Challenge:
Transcribe the listing in full, excluding any pictures.

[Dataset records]
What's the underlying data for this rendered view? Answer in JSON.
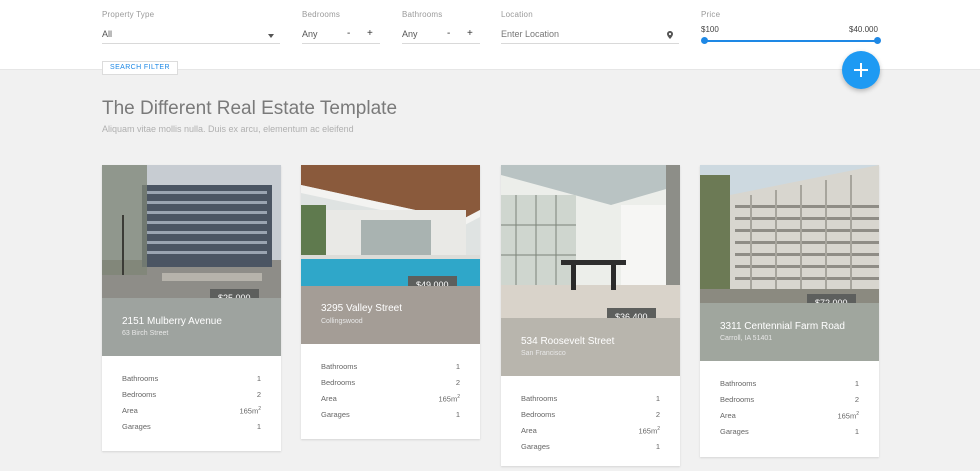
{
  "filters": {
    "property_type": {
      "label": "Property Type",
      "value": "All"
    },
    "bedrooms": {
      "label": "Bedrooms",
      "value": "Any",
      "minus": "-",
      "plus": "+"
    },
    "bathrooms": {
      "label": "Bathrooms",
      "value": "Any",
      "minus": "-",
      "plus": "+"
    },
    "location": {
      "label": "Location",
      "placeholder": "Enter Location"
    },
    "price": {
      "label": "Price",
      "min": "$100",
      "max": "$40.000"
    },
    "search_button": "SEARCH FILTER"
  },
  "heading": {
    "title": "The Different Real Estate Template",
    "subtitle": "Aliquam vitae mollis nulla. Duis ex arcu, elementum ac eleifend"
  },
  "colors": {
    "accent": "#1e88e5",
    "fab": "#1e9af3"
  },
  "spec_labels": {
    "bathrooms": "Bathrooms",
    "bedrooms": "Bedrooms",
    "area": "Area",
    "garages": "Garages"
  },
  "listings": [
    {
      "price": "$25.000",
      "street": "2151 Mulberry Avenue",
      "city": "63 Birch Street",
      "bathrooms": "1",
      "bedrooms": "2",
      "area": "165m",
      "area_unit": "2",
      "garages": "1"
    },
    {
      "price": "$49.000",
      "street": "3295 Valley Street",
      "city": "Collingswood",
      "bathrooms": "1",
      "bedrooms": "2",
      "area": "165m",
      "area_unit": "2",
      "garages": "1"
    },
    {
      "price": "$36.400",
      "street": "534 Roosevelt Street",
      "city": "San Francisco",
      "bathrooms": "1",
      "bedrooms": "2",
      "area": "165m",
      "area_unit": "2",
      "garages": "1"
    },
    {
      "price": "$72.000",
      "street": "3311 Centennial Farm Road",
      "city": "Carroll, IA 51401",
      "bathrooms": "1",
      "bedrooms": "2",
      "area": "165m",
      "area_unit": "2",
      "garages": "1"
    }
  ]
}
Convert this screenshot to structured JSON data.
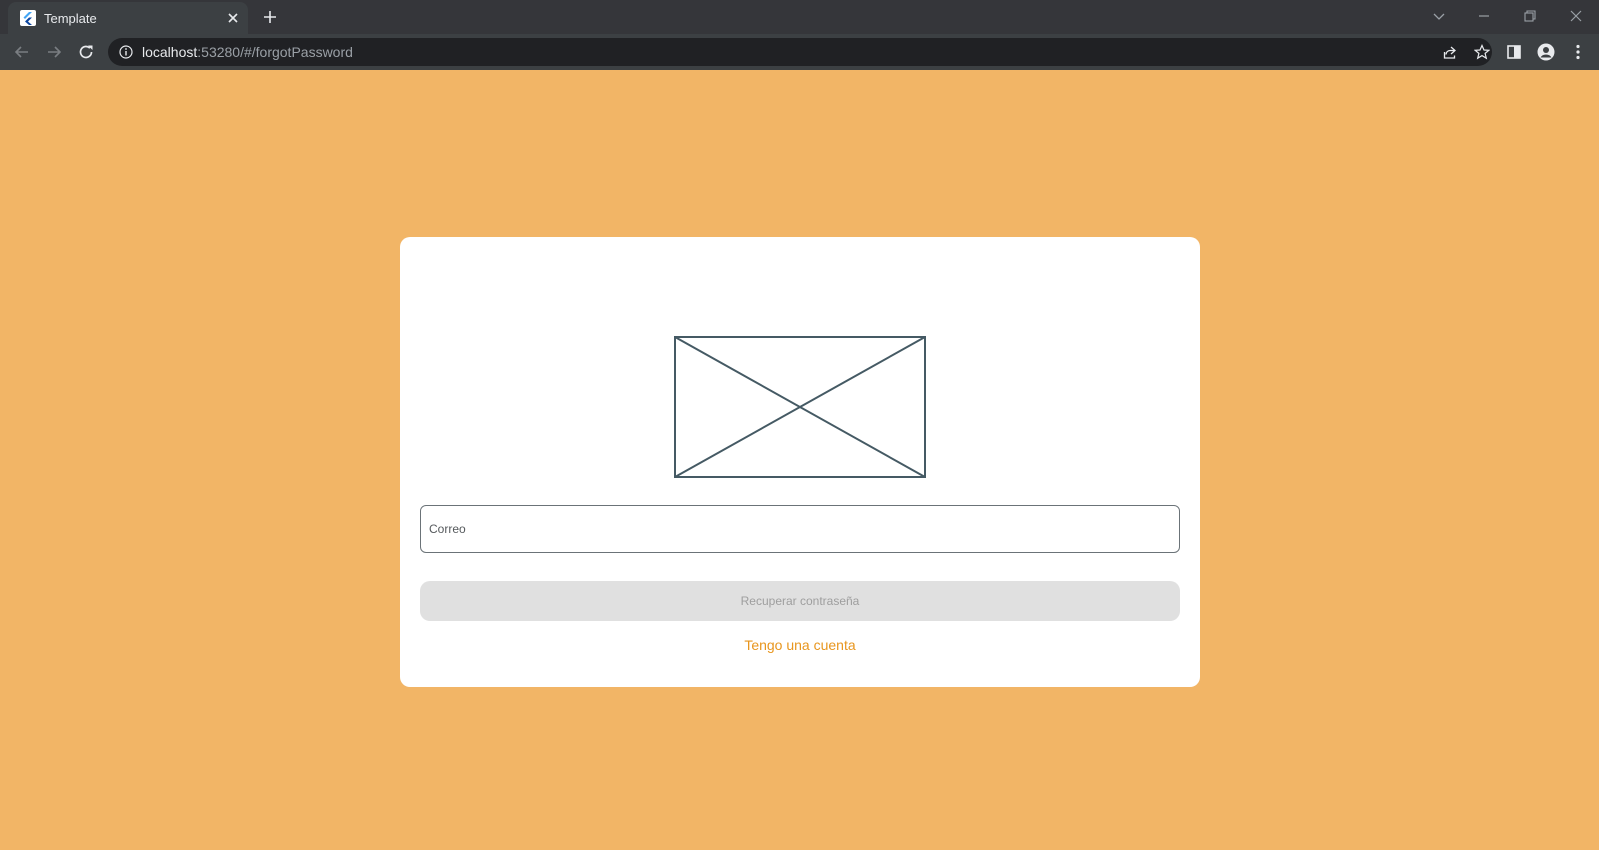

Reply:
What's the underlying data for this rendered view? Answer in JSON.
{
  "filters": {
    "property_type": {
      "label": "Property Type",
      "value": "All"
    },
    "bedrooms": {
      "label": "Bedrooms",
      "value": "Any",
      "minus": "-",
      "plus": "+"
    },
    "bathrooms": {
      "label": "Bathrooms",
      "value": "Any",
      "minus": "-",
      "plus": "+"
    },
    "location": {
      "label": "Location",
      "placeholder": "Enter Location"
    },
    "price": {
      "label": "Price",
      "min": "$100",
      "max": "$40.000"
    },
    "search_button": "SEARCH FILTER"
  },
  "heading": {
    "title": "The Different Real Estate Template",
    "subtitle": "Aliquam vitae mollis nulla. Duis ex arcu, elementum ac eleifend"
  },
  "colors": {
    "accent": "#1e88e5",
    "fab": "#1e9af3"
  },
  "spec_labels": {
    "bathrooms": "Bathrooms",
    "bedrooms": "Bedrooms",
    "area": "Area",
    "garages": "Garages"
  },
  "listings": [
    {
      "price": "$25.000",
      "street": "2151 Mulberry Avenue",
      "city": "63 Birch Street",
      "bathrooms": "1",
      "bedrooms": "2",
      "area": "165m",
      "area_unit": "2",
      "garages": "1"
    },
    {
      "price": "$49.000",
      "street": "3295 Valley Street",
      "city": "Collingswood",
      "bathrooms": "1",
      "bedrooms": "2",
      "area": "165m",
      "area_unit": "2",
      "garages": "1"
    },
    {
      "price": "$36.400",
      "street": "534 Roosevelt Street",
      "city": "San Francisco",
      "bathrooms": "1",
      "bedrooms": "2",
      "area": "165m",
      "area_unit": "2",
      "garages": "1"
    },
    {
      "price": "$72.000",
      "street": "3311 Centennial Farm Road",
      "city": "Carroll, IA 51401",
      "bathrooms": "1",
      "bedrooms": "2",
      "area": "165m",
      "area_unit": "2",
      "garages": "1"
    }
  ]
}
Convert this screenshot to structured JSON data.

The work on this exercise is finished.